+++ Entries shown +++

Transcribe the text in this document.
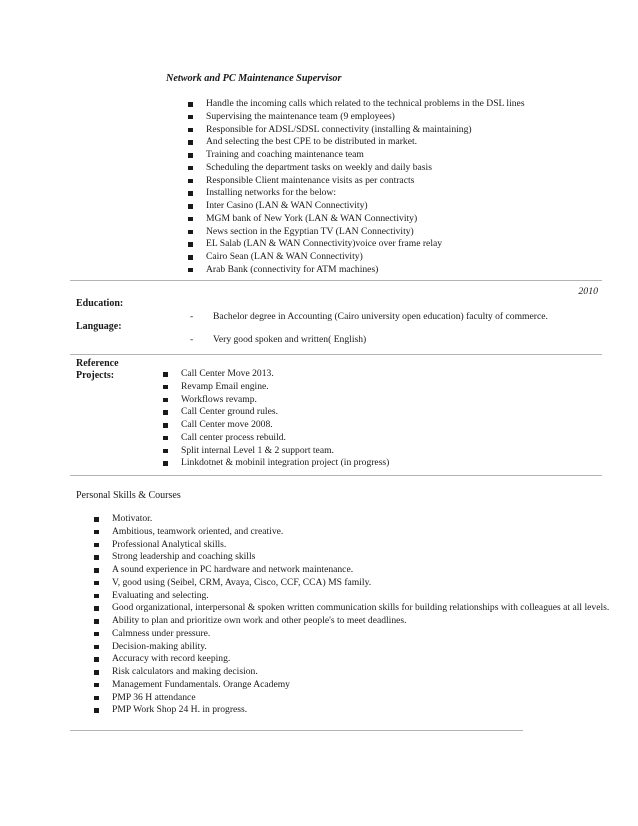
Network and PC Maintenance Supervisor
Handle the incoming calls which related to the technical problems in the DSL lines
Supervising the maintenance team (9 employees)
Responsible for ADSL/SDSL connectivity (installing & maintaining)
And selecting the best CPE to be distributed in market.
Training and coaching maintenance team
Scheduling the department tasks on weekly and daily basis
Responsible Client maintenance visits as per contracts
Installing networks for the below:
Inter Casino (LAN & WAN Connectivity)
MGM bank of New York (LAN & WAN Connectivity)
News section in the Egyptian TV (LAN Connectivity)
EL Salab (LAN & WAN Connectivity)voice over frame relay
Cairo Sean (LAN & WAN Connectivity)
Arab Bank (connectivity for ATM machines)
2010
Education:
- Bachelor degree in Accounting (Cairo university open education) faculty of commerce.
Language:
- Very good spoken and written( English)
Reference
Projects:	Call Center Move 2013.
Revamp Email engine.
Workflows revamp.
Call Center ground rules.
Call Center move 2008.
Call center process rebuild.
Split internal Level 1 & 2 support team.
Linkdotnet & mobinil integration project (in progress)
Personal Skills & Courses
Motivator.
Ambitious, teamwork oriented, and creative.
Professional Analytical skills.
Strong leadership and coaching skills
A sound experience in PC hardware and network maintenance.
V, good using (Seibel, CRM, Avaya, Cisco, CCF, CCA) MS family.
Evaluating and selecting.
Good organizational, interpersonal & spoken written communication skills for building relationships with colleagues at all levels.
Ability to plan and prioritize own work and other people's to meet deadlines.
Calmness under pressure.
Decision-making ability.
Accuracy with record keeping.
Risk calculators and making decision.
Management Fundamentals. Orange Academy
PMP 36 H attendance
PMP Work Shop 24 H. in progress.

+++

# Task goal
Write the listing above out again exactly, dropping each image.

# Result
Transcribe the text in this document.
Network and PC Maintenance Supervisor
Handle the incoming calls which related to the technical problems in the DSL lines
Supervising the maintenance team (9 employees)
Responsible for ADSL/SDSL connectivity (installing & maintaining)
And selecting the best CPE to be distributed in market.
Training and coaching maintenance team
Scheduling the department tasks on weekly and daily basis
Responsible Client maintenance visits as per contracts
Installing networks for the below:
Inter Casino (LAN & WAN Connectivity)
MGM bank of New York (LAN & WAN Connectivity)
News section in the Egyptian TV (LAN Connectivity)
EL Salab (LAN & WAN Connectivity)voice over frame relay
Cairo Sean (LAN & WAN Connectivity)
Arab Bank (connectivity for ATM machines)
2010
Education:
- Bachelor degree in Accounting (Cairo university open education) faculty of commerce.
Language:
- Very good spoken and written( English)
Reference
Projects:	Call Center Move 2013.
Revamp Email engine.
Workflows revamp.
Call Center ground rules.
Call Center move 2008.
Call center process rebuild.
Split internal Level 1 & 2 support team.
Linkdotnet & mobinil integration project (in progress)
Personal Skills & Courses
Motivator.
Ambitious, teamwork oriented, and creative.
Professional Analytical skills.
Strong leadership and coaching skills
A sound experience in PC hardware and network maintenance.
V, good using (Seibel, CRM, Avaya, Cisco, CCF, CCA) MS family.
Evaluating and selecting.
Good organizational, interpersonal & spoken written communication skills for building relationships with colleagues at all levels.
Ability to plan and prioritize own work and other people's to meet deadlines.
Calmness under pressure.
Decision-making ability.
Accuracy with record keeping.
Risk calculators and making decision.
Management Fundamentals. Orange Academy
PMP 36 H attendance
PMP Work Shop 24 H. in progress.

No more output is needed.